Pick out each line containing the string "BISTE".

## START EXTRACTED DATA

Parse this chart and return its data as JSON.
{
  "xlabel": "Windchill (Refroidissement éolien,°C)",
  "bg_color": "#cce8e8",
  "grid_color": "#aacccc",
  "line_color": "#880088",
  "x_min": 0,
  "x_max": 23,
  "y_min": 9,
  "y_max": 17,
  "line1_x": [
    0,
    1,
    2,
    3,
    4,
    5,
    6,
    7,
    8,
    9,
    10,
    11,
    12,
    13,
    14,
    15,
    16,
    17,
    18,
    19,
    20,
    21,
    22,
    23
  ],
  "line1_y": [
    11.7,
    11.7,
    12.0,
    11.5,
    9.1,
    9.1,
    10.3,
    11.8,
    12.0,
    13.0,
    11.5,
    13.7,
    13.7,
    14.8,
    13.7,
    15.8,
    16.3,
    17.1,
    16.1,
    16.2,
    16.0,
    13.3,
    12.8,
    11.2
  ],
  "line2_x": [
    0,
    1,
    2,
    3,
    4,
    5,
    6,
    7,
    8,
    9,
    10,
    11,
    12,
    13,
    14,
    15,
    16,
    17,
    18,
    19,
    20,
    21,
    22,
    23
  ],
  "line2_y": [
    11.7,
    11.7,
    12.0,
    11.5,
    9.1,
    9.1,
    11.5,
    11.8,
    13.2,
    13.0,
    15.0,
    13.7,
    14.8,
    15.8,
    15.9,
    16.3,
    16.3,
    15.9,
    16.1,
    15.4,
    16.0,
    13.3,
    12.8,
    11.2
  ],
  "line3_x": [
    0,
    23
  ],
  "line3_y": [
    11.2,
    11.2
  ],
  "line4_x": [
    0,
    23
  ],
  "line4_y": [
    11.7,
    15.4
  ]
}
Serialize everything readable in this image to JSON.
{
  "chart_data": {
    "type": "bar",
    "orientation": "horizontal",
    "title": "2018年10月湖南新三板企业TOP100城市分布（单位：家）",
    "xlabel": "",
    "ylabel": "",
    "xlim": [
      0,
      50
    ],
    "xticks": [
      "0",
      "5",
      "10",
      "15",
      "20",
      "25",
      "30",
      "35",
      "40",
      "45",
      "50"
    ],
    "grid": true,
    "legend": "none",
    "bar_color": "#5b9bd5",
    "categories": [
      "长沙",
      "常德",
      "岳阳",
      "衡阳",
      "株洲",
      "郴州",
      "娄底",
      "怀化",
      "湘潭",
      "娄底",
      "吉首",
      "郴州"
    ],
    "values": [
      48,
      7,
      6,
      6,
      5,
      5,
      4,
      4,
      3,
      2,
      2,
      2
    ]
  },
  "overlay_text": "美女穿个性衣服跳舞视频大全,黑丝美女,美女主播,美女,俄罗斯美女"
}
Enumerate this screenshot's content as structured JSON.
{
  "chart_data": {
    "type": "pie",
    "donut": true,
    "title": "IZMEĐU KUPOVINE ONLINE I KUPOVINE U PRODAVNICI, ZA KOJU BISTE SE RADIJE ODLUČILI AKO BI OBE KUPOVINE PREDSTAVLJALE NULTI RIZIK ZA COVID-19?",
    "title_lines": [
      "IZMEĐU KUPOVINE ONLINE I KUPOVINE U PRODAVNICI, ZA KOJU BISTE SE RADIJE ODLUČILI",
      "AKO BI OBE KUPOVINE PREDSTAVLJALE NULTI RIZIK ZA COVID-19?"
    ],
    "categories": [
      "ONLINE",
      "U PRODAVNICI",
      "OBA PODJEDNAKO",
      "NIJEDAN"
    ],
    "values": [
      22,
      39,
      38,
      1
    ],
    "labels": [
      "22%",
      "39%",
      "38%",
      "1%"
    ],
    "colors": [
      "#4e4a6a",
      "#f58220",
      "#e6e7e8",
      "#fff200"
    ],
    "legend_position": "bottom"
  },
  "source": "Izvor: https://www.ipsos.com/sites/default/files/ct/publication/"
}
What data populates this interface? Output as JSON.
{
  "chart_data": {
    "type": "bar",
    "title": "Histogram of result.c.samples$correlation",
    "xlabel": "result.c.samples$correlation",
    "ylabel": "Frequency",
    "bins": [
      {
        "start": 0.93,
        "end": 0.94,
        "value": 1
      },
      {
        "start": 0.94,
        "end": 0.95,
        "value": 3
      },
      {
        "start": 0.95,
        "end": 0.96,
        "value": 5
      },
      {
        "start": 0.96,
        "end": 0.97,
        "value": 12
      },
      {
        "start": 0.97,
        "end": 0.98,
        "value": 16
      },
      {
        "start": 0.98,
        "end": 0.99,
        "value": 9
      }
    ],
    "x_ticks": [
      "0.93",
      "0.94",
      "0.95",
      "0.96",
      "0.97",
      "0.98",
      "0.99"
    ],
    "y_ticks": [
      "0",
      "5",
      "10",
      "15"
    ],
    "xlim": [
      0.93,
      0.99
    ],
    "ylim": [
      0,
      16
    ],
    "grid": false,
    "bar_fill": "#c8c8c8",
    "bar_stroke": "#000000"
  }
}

## END EXTRACTED DATA

* [EXERCISE ANSWER]
    "title": "IZMEĐU KUPOVINE ONLINE I KUPOVINE U PRODAVNICI, ZA KOJU BISTE SE RADIJE ODLUČILI AKO BI OBE KUPOVINE PREDSTAVLJALE NULTI RIZIK ZA COVID-19?",
      "IZMEĐU KUPOVINE ONLINE I KUPOVINE U PRODAVNICI, ZA KOJU BISTE SE RADIJE ODLUČILI",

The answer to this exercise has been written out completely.